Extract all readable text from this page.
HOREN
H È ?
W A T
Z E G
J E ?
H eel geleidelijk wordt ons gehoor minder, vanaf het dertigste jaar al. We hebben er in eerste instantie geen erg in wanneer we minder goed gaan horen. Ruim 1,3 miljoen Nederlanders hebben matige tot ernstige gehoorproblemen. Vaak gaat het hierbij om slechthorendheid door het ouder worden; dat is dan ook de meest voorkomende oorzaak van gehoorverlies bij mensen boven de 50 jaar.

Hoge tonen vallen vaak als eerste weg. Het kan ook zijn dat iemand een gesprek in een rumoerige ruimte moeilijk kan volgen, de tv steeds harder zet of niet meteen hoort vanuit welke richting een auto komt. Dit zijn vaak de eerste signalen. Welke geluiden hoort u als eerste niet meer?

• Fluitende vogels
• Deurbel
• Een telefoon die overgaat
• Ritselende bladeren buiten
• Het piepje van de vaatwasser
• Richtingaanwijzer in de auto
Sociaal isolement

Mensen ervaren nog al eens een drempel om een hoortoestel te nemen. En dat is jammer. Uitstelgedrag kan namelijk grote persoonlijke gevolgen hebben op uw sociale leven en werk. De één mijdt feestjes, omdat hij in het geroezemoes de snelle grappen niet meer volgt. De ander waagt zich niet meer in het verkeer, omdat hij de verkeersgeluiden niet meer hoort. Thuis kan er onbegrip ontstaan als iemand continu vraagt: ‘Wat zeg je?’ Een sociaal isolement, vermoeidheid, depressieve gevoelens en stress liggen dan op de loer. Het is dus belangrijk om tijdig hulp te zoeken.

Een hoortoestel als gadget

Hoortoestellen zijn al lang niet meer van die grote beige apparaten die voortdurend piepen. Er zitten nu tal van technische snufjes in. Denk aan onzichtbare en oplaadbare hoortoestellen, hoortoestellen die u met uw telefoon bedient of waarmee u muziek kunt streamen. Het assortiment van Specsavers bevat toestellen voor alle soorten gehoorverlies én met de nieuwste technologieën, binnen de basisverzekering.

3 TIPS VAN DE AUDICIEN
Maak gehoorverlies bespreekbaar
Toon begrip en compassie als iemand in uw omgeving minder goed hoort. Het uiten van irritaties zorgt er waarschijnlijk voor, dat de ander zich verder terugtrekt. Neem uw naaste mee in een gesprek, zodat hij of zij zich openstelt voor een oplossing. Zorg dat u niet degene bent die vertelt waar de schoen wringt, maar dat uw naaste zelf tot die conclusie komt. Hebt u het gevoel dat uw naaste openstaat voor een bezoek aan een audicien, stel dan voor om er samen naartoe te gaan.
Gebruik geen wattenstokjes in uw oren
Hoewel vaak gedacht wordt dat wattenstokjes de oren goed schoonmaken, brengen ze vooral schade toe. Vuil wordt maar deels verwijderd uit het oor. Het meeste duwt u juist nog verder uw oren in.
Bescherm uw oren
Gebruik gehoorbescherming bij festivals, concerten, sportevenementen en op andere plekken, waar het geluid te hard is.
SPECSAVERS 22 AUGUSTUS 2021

==========

--- WHAT YOU WILL DO ---
Scan the records above, count the lines with "minder" in them, and give only the number.

--- RIGHT ANSWER ---
2